__PROBLEM DETAILS__. Can the data below be echoed back word for word?

__RECORDS FOR THE EXERCISE__.
##########

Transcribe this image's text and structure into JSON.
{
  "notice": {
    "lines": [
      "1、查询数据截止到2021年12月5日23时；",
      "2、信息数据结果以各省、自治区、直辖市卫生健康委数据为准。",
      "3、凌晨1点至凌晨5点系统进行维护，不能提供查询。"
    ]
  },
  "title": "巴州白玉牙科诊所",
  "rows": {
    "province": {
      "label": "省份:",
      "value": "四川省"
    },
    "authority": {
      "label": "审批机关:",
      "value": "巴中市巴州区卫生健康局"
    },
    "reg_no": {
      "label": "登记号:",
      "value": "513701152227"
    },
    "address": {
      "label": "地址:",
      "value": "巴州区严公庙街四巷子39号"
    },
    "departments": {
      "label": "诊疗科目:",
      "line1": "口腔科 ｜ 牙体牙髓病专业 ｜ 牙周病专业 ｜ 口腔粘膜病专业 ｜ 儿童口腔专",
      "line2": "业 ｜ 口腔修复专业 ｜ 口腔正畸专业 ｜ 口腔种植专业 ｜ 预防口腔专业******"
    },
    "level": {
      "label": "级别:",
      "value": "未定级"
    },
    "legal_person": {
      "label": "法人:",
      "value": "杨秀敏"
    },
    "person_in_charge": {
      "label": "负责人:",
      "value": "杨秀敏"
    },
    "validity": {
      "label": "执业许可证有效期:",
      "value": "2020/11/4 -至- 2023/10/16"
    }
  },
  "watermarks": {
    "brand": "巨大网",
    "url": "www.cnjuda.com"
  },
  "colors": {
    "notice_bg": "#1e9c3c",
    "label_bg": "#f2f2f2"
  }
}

##########

__ANSWER FOR THIS EXERCISE__.
Transcribe this image's text and structure into JSON.
{
  "notice": {
    "lines": [
      "1、查询数据截止到2021年12月5日23时；",
      "2、信息数据结果以各省、自治区、直辖市卫生健康委数据为准。",
      "3、凌晨1点至凌晨5点系统进行维护，不能提供查询。"
    ]
  },
  "title": "巴州白玉牙科诊所",
  "rows": {
    "province": {
      "label": "省份:",
      "value": "四川省"
    },
    "authority": {
      "label": "审批机关:",
      "value": "巴中市巴州区卫生健康局"
    },
    "reg_no": {
      "label": "登记号:",
      "value": "513701152227"
    },
    "address": {
      "label": "地址:",
      "value": "巴州区严公庙街四巷子39号"
    },
    "departments": {
      "label": "诊疗科目:",
      "line1": "口腔科 ｜ 牙体牙髓病专业 ｜ 牙周病专业 ｜ 口腔粘膜病专业 ｜ 儿童口腔专",
      "line2": "业 ｜ 口腔修复专业 ｜ 口腔正畸专业 ｜ 口腔种植专业 ｜ 预防口腔专业******"
    },
    "level": {
      "label": "级别:",
      "value": "未定级"
    },
    "legal_person": {
      "label": "法人:",
      "value": "杨秀敏"
    },
    "person_in_charge": {
      "label": "负责人:",
      "value": "杨秀敏"
    },
    "validity": {
      "label": "执业许可证有效期:",
      "value": "2020/11/4 -至- 2023/10/16"
    }
  },
  "watermarks": {
    "brand": "巨大网",
    "url": "www.cnjuda.com"
  },
  "colors": {
    "notice_bg": "#1e9c3c",
    "label_bg": "#f2f2f2"
  }
}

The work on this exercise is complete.